What the task asks
Pictures stay out of the copy; restate everything else in the material exactly.

Dataset excerpt:
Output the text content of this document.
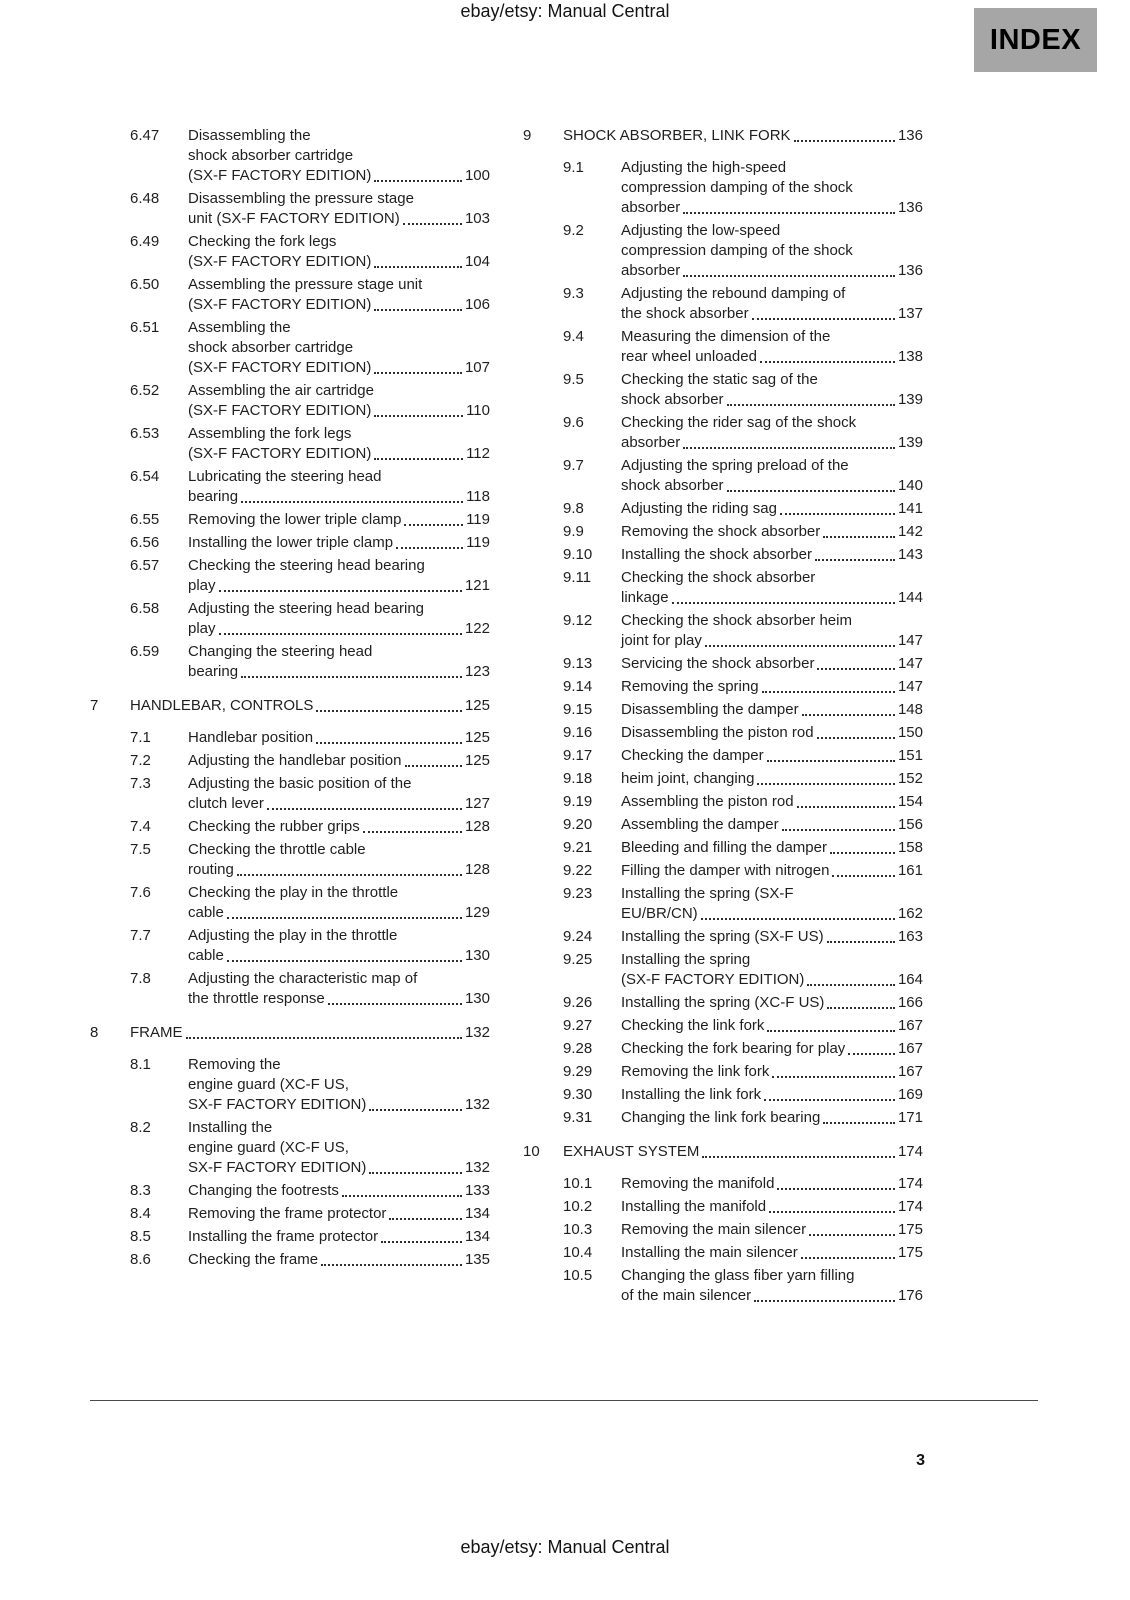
ebay/etsy: Manual Central
INDEX
6.47	Disassembling the
shock absorber cartridge
(SX-F FACTORY EDITION)	100
6.48	Disassembling the pressure stage
unit (SX-F FACTORY EDITION)	103
6.49	Checking the fork legs
(SX-F FACTORY EDITION)	104
6.50	Assembling the pressure stage unit
(SX-F FACTORY EDITION)	106
6.51	Assembling the
shock absorber cartridge
(SX-F FACTORY EDITION)	107
6.52	Assembling the air cartridge
(SX-F FACTORY EDITION)	110
6.53	Assembling the fork legs
(SX-F FACTORY EDITION)	112
6.54	Lubricating the steering head
bearing	118
6.55	Removing the lower triple clamp	119
6.56	Installing the lower triple clamp	119
6.57	Checking the steering head bearing
play	121
6.58	Adjusting the steering head bearing
play	122
6.59	Changing the steering head
bearing	123
7	HANDLEBAR, CONTROLS	125
7.1	Handlebar position	125
7.2	Adjusting the handlebar position	125
7.3	Adjusting the basic position of the
clutch lever	127
7.4	Checking the rubber grips	128
7.5	Checking the throttle cable
routing	128
7.6	Checking the play in the throttle
cable	129
7.7	Adjusting the play in the throttle
cable	130
7.8	Adjusting the characteristic map of
the throttle response	130
8	FRAME	132
8.1	Removing the
engine guard (XC-F US,
SX-F FACTORY EDITION)	132
8.2	Installing the
engine guard (XC-F US,
SX-F FACTORY EDITION)	132
8.3	Changing the footrests	133
8.4	Removing the frame protector	134
8.5	Installing the frame protector	134
8.6	Checking the frame	135
9	SHOCK ABSORBER, LINK FORK	136
9.1	Adjusting the high-speed
compression damping of the shock
absorber	136
9.2	Adjusting the low-speed
compression damping of the shock
absorber	136
9.3	Adjusting the rebound damping of
the shock absorber	137
9.4	Measuring the dimension of the
rear wheel unloaded	138
9.5	Checking the static sag of the
shock absorber	139
9.6	Checking the rider sag of the shock
absorber	139
9.7	Adjusting the spring preload of the
shock absorber	140
9.8	Adjusting the riding sag	141
9.9	Removing the shock absorber	142
9.10	Installing the shock absorber	143
9.11	Checking the shock absorber
linkage	144
9.12	Checking the shock absorber heim
joint for play	147
9.13	Servicing the shock absorber	147
9.14	Removing the spring	147
9.15	Disassembling the damper	148
9.16	Disassembling the piston rod	150
9.17	Checking the damper	151
9.18	heim joint, changing	152
9.19	Assembling the piston rod	154
9.20	Assembling the damper	156
9.21	Bleeding and filling the damper	158
9.22	Filling the damper with nitrogen	161
9.23	Installing the spring (SX-F
EU/BR/CN)	162
9.24	Installing the spring (SX-F US)	163
9.25	Installing the spring
(SX-F FACTORY EDITION)	164
9.26	Installing the spring (XC-F US)	166
9.27	Checking the link fork	167
9.28	Checking the fork bearing for play	167
9.29	Removing the link fork	167
9.30	Installing the link fork	169
9.31	Changing the link fork bearing	171
10	EXHAUST SYSTEM	174
10.1	Removing the manifold	174
10.2	Installing the manifold	174
10.3	Removing the main silencer	175
10.4	Installing the main silencer	175
10.5	Changing the glass fiber yarn filling
of the main silencer	176
3
ebay/etsy: Manual Central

Result
Output the text content of this document.
ebay/etsy: Manual Central
INDEX
6.47	Disassembling the
shock absorber cartridge
(SX-F FACTORY EDITION)	100
6.48	Disassembling the pressure stage
unit (SX-F FACTORY EDITION)	103
6.49	Checking the fork legs
(SX-F FACTORY EDITION)	104
6.50	Assembling the pressure stage unit
(SX-F FACTORY EDITION)	106
6.51	Assembling the
shock absorber cartridge
(SX-F FACTORY EDITION)	107
6.52	Assembling the air cartridge
(SX-F FACTORY EDITION)	110
6.53	Assembling the fork legs
(SX-F FACTORY EDITION)	112
6.54	Lubricating the steering head
bearing	118
6.55	Removing the lower triple clamp	119
6.56	Installing the lower triple clamp	119
6.57	Checking the steering head bearing
play	121
6.58	Adjusting the steering head bearing
play	122
6.59	Changing the steering head
bearing	123
7	HANDLEBAR, CONTROLS	125
7.1	Handlebar position	125
7.2	Adjusting the handlebar position	125
7.3	Adjusting the basic position of the
clutch lever	127
7.4	Checking the rubber grips	128
7.5	Checking the throttle cable
routing	128
7.6	Checking the play in the throttle
cable	129
7.7	Adjusting the play in the throttle
cable	130
7.8	Adjusting the characteristic map of
the throttle response	130
8	FRAME	132
8.1	Removing the
engine guard (XC-F US,
SX-F FACTORY EDITION)	132
8.2	Installing the
engine guard (XC-F US,
SX-F FACTORY EDITION)	132
8.3	Changing the footrests	133
8.4	Removing the frame protector	134
8.5	Installing the frame protector	134
8.6	Checking the frame	135
9	SHOCK ABSORBER, LINK FORK	136
9.1	Adjusting the high-speed
compression damping of the shock
absorber	136
9.2	Adjusting the low-speed
compression damping of the shock
absorber	136
9.3	Adjusting the rebound damping of
the shock absorber	137
9.4	Measuring the dimension of the
rear wheel unloaded	138
9.5	Checking the static sag of the
shock absorber	139
9.6	Checking the rider sag of the shock
absorber	139
9.7	Adjusting the spring preload of the
shock absorber	140
9.8	Adjusting the riding sag	141
9.9	Removing the shock absorber	142
9.10	Installing the shock absorber	143
9.11	Checking the shock absorber
linkage	144
9.12	Checking the shock absorber heim
joint for play	147
9.13	Servicing the shock absorber	147
9.14	Removing the spring	147
9.15	Disassembling the damper	148
9.16	Disassembling the piston rod	150
9.17	Checking the damper	151
9.18	heim joint, changing	152
9.19	Assembling the piston rod	154
9.20	Assembling the damper	156
9.21	Bleeding and filling the damper	158
9.22	Filling the damper with nitrogen	161
9.23	Installing the spring (SX-F
EU/BR/CN)	162
9.24	Installing the spring (SX-F US)	163
9.25	Installing the spring
(SX-F FACTORY EDITION)	164
9.26	Installing the spring (XC-F US)	166
9.27	Checking the link fork	167
9.28	Checking the fork bearing for play	167
9.29	Removing the link fork	167
9.30	Installing the link fork	169
9.31	Changing the link fork bearing	171
10	EXHAUST SYSTEM	174
10.1	Removing the manifold	174
10.2	Installing the manifold	174
10.3	Removing the main silencer	175
10.4	Installing the main silencer	175
10.5	Changing the glass fiber yarn filling
of the main silencer	176
3
ebay/etsy: Manual Central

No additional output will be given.